• What the exercise asks: Reproduce all of the data exactly.

• Records supplied:
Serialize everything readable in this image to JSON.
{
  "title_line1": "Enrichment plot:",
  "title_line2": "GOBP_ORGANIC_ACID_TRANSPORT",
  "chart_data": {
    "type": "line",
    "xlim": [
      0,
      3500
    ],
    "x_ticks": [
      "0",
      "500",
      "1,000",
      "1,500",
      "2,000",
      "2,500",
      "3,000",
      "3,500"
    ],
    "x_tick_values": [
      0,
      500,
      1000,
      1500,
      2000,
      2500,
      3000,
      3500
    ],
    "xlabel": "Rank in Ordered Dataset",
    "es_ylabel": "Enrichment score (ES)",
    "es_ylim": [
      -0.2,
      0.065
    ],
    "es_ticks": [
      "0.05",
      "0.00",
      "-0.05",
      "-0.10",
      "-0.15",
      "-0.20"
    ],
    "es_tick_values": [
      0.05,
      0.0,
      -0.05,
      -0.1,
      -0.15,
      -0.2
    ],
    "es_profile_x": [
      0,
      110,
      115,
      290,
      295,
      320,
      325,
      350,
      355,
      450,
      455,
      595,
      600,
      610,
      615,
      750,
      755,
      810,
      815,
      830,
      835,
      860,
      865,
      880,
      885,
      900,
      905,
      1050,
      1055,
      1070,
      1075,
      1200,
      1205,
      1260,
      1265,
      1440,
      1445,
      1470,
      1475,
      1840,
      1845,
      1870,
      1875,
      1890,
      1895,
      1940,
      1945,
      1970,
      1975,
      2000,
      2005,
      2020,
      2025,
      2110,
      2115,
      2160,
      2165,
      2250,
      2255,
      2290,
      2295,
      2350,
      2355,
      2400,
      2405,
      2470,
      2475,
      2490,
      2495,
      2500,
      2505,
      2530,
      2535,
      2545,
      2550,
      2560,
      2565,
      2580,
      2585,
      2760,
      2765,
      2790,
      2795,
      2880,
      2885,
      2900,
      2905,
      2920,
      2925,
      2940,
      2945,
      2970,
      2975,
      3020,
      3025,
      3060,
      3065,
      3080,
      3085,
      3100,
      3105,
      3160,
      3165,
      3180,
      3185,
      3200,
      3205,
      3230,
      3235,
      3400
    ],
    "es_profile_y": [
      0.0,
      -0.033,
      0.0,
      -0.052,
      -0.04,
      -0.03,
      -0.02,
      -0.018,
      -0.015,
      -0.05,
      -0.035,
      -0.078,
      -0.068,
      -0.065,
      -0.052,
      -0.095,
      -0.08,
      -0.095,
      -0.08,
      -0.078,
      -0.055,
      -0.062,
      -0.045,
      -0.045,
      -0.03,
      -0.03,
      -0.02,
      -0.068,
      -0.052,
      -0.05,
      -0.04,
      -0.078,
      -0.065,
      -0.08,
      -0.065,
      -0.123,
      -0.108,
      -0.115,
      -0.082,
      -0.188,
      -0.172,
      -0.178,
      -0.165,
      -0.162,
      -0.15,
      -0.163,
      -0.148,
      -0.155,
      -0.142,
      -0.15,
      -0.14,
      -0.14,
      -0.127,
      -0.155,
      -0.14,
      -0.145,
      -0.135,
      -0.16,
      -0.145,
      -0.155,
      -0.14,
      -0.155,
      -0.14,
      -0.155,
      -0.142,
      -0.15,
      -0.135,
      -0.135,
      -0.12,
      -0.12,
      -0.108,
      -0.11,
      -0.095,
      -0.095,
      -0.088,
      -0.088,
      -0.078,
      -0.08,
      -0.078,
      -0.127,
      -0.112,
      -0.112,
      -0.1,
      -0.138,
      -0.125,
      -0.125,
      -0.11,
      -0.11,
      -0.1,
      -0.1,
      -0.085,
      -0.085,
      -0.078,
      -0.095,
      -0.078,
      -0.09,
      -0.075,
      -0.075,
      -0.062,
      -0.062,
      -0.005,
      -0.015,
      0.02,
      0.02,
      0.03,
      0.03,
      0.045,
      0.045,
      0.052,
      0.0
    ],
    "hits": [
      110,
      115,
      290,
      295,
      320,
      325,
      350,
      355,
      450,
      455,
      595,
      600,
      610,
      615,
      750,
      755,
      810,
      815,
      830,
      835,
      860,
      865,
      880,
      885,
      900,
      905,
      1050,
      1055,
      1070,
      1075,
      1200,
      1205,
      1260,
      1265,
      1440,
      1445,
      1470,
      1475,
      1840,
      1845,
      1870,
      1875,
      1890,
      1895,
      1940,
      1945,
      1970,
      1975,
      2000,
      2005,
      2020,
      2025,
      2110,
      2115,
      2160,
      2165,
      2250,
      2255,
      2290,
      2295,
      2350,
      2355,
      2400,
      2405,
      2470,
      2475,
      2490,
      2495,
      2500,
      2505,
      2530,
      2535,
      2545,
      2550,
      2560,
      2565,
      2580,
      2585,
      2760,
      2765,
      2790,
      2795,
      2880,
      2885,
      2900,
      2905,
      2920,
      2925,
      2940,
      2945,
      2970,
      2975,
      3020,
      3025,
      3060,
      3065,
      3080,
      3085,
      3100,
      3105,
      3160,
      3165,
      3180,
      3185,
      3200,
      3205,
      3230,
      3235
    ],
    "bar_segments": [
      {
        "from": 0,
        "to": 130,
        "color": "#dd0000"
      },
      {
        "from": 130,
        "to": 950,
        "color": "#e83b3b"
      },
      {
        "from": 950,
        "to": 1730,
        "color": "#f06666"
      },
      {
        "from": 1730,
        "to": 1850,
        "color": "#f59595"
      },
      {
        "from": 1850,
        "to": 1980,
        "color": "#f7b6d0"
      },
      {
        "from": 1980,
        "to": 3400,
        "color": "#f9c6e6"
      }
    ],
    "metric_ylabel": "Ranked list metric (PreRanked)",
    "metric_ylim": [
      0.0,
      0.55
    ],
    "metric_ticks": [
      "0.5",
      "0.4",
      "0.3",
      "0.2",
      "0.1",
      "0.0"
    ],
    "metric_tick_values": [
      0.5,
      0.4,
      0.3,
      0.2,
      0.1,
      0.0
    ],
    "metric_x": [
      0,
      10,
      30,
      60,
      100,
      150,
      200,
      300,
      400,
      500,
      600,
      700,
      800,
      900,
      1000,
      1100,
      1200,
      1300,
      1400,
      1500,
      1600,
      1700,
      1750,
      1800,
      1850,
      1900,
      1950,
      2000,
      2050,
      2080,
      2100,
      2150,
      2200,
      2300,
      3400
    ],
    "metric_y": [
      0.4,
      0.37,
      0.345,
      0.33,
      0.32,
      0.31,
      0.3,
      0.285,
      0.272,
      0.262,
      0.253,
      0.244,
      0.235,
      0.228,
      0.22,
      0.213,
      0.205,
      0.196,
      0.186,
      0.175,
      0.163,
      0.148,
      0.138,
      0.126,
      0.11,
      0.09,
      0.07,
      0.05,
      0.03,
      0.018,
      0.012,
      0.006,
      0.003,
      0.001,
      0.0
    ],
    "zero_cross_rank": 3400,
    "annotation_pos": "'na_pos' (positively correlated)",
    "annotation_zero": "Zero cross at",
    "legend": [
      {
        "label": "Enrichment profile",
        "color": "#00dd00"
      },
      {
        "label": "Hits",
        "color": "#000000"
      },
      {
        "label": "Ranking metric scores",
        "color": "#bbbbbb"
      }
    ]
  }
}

• Solution to the exercise:
Serialize everything readable in this image to JSON.
{
  "title_line1": "Enrichment plot:",
  "title_line2": "GOBP_ORGANIC_ACID_TRANSPORT",
  "chart_data": {
    "type": "line",
    "xlim": [
      0,
      3500
    ],
    "x_ticks": [
      "0",
      "500",
      "1,000",
      "1,500",
      "2,000",
      "2,500",
      "3,000",
      "3,500"
    ],
    "x_tick_values": [
      0,
      500,
      1000,
      1500,
      2000,
      2500,
      3000,
      3500
    ],
    "xlabel": "Rank in Ordered Dataset",
    "es_ylabel": "Enrichment score (ES)",
    "es_ylim": [
      -0.2,
      0.065
    ],
    "es_ticks": [
      "0.05",
      "0.00",
      "-0.05",
      "-0.10",
      "-0.15",
      "-0.20"
    ],
    "es_tick_values": [
      0.05,
      0.0,
      -0.05,
      -0.1,
      -0.15,
      -0.2
    ],
    "es_profile_x": [
      0,
      110,
      115,
      290,
      295,
      320,
      325,
      350,
      355,
      450,
      455,
      595,
      600,
      610,
      615,
      750,
      755,
      810,
      815,
      830,
      835,
      860,
      865,
      880,
      885,
      900,
      905,
      1050,
      1055,
      1070,
      1075,
      1200,
      1205,
      1260,
      1265,
      1440,
      1445,
      1470,
      1475,
      1840,
      1845,
      1870,
      1875,
      1890,
      1895,
      1940,
      1945,
      1970,
      1975,
      2000,
      2005,
      2020,
      2025,
      2110,
      2115,
      2160,
      2165,
      2250,
      2255,
      2290,
      2295,
      2350,
      2355,
      2400,
      2405,
      2470,
      2475,
      2490,
      2495,
      2500,
      2505,
      2530,
      2535,
      2545,
      2550,
      2560,
      2565,
      2580,
      2585,
      2760,
      2765,
      2790,
      2795,
      2880,
      2885,
      2900,
      2905,
      2920,
      2925,
      2940,
      2945,
      2970,
      2975,
      3020,
      3025,
      3060,
      3065,
      3080,
      3085,
      3100,
      3105,
      3160,
      3165,
      3180,
      3185,
      3200,
      3205,
      3230,
      3235,
      3400
    ],
    "es_profile_y": [
      0.0,
      -0.033,
      0.0,
      -0.052,
      -0.04,
      -0.03,
      -0.02,
      -0.018,
      -0.015,
      -0.05,
      -0.035,
      -0.078,
      -0.068,
      -0.065,
      -0.052,
      -0.095,
      -0.08,
      -0.095,
      -0.08,
      -0.078,
      -0.055,
      -0.062,
      -0.045,
      -0.045,
      -0.03,
      -0.03,
      -0.02,
      -0.068,
      -0.052,
      -0.05,
      -0.04,
      -0.078,
      -0.065,
      -0.08,
      -0.065,
      -0.123,
      -0.108,
      -0.115,
      -0.082,
      -0.188,
      -0.172,
      -0.178,
      -0.165,
      -0.162,
      -0.15,
      -0.163,
      -0.148,
      -0.155,
      -0.142,
      -0.15,
      -0.14,
      -0.14,
      -0.127,
      -0.155,
      -0.14,
      -0.145,
      -0.135,
      -0.16,
      -0.145,
      -0.155,
      -0.14,
      -0.155,
      -0.14,
      -0.155,
      -0.142,
      -0.15,
      -0.135,
      -0.135,
      -0.12,
      -0.12,
      -0.108,
      -0.11,
      -0.095,
      -0.095,
      -0.088,
      -0.088,
      -0.078,
      -0.08,
      -0.078,
      -0.127,
      -0.112,
      -0.112,
      -0.1,
      -0.138,
      -0.125,
      -0.125,
      -0.11,
      -0.11,
      -0.1,
      -0.1,
      -0.085,
      -0.085,
      -0.078,
      -0.095,
      -0.078,
      -0.09,
      -0.075,
      -0.075,
      -0.062,
      -0.062,
      -0.005,
      -0.015,
      0.02,
      0.02,
      0.03,
      0.03,
      0.045,
      0.045,
      0.052,
      0.0
    ],
    "hits": [
      110,
      115,
      290,
      295,
      320,
      325,
      350,
      355,
      450,
      455,
      595,
      600,
      610,
      615,
      750,
      755,
      810,
      815,
      830,
      835,
      860,
      865,
      880,
      885,
      900,
      905,
      1050,
      1055,
      1070,
      1075,
      1200,
      1205,
      1260,
      1265,
      1440,
      1445,
      1470,
      1475,
      1840,
      1845,
      1870,
      1875,
      1890,
      1895,
      1940,
      1945,
      1970,
      1975,
      2000,
      2005,
      2020,
      2025,
      2110,
      2115,
      2160,
      2165,
      2250,
      2255,
      2290,
      2295,
      2350,
      2355,
      2400,
      2405,
      2470,
      2475,
      2490,
      2495,
      2500,
      2505,
      2530,
      2535,
      2545,
      2550,
      2560,
      2565,
      2580,
      2585,
      2760,
      2765,
      2790,
      2795,
      2880,
      2885,
      2900,
      2905,
      2920,
      2925,
      2940,
      2945,
      2970,
      2975,
      3020,
      3025,
      3060,
      3065,
      3080,
      3085,
      3100,
      3105,
      3160,
      3165,
      3180,
      3185,
      3200,
      3205,
      3230,
      3235
    ],
    "bar_segments": [
      {
        "from": 0,
        "to": 130,
        "color": "#dd0000"
      },
      {
        "from": 130,
        "to": 950,
        "color": "#e83b3b"
      },
      {
        "from": 950,
        "to": 1730,
        "color": "#f06666"
      },
      {
        "from": 1730,
        "to": 1850,
        "color": "#f59595"
      },
      {
        "from": 1850,
        "to": 1980,
        "color": "#f7b6d0"
      },
      {
        "from": 1980,
        "to": 3400,
        "color": "#f9c6e6"
      }
    ],
    "metric_ylabel": "Ranked list metric (PreRanked)",
    "metric_ylim": [
      0.0,
      0.55
    ],
    "metric_ticks": [
      "0.5",
      "0.4",
      "0.3",
      "0.2",
      "0.1",
      "0.0"
    ],
    "metric_tick_values": [
      0.5,
      0.4,
      0.3,
      0.2,
      0.1,
      0.0
    ],
    "metric_x": [
      0,
      10,
      30,
      60,
      100,
      150,
      200,
      300,
      400,
      500,
      600,
      700,
      800,
      900,
      1000,
      1100,
      1200,
      1300,
      1400,
      1500,
      1600,
      1700,
      1750,
      1800,
      1850,
      1900,
      1950,
      2000,
      2050,
      2080,
      2100,
      2150,
      2200,
      2300,
      3400
    ],
    "metric_y": [
      0.4,
      0.37,
      0.345,
      0.33,
      0.32,
      0.31,
      0.3,
      0.285,
      0.272,
      0.262,
      0.253,
      0.244,
      0.235,
      0.228,
      0.22,
      0.213,
      0.205,
      0.196,
      0.186,
      0.175,
      0.163,
      0.148,
      0.138,
      0.126,
      0.11,
      0.09,
      0.07,
      0.05,
      0.03,
      0.018,
      0.012,
      0.006,
      0.003,
      0.001,
      0.0
    ],
    "zero_cross_rank": 3400,
    "annotation_pos": "'na_pos' (positively correlated)",
    "annotation_zero": "Zero cross at",
    "legend": [
      {
        "label": "Enrichment profile",
        "color": "#00dd00"
      },
      {
        "label": "Hits",
        "color": "#000000"
      },
      {
        "label": "Ranking metric scores",
        "color": "#bbbbbb"
      }
    ]
  }
}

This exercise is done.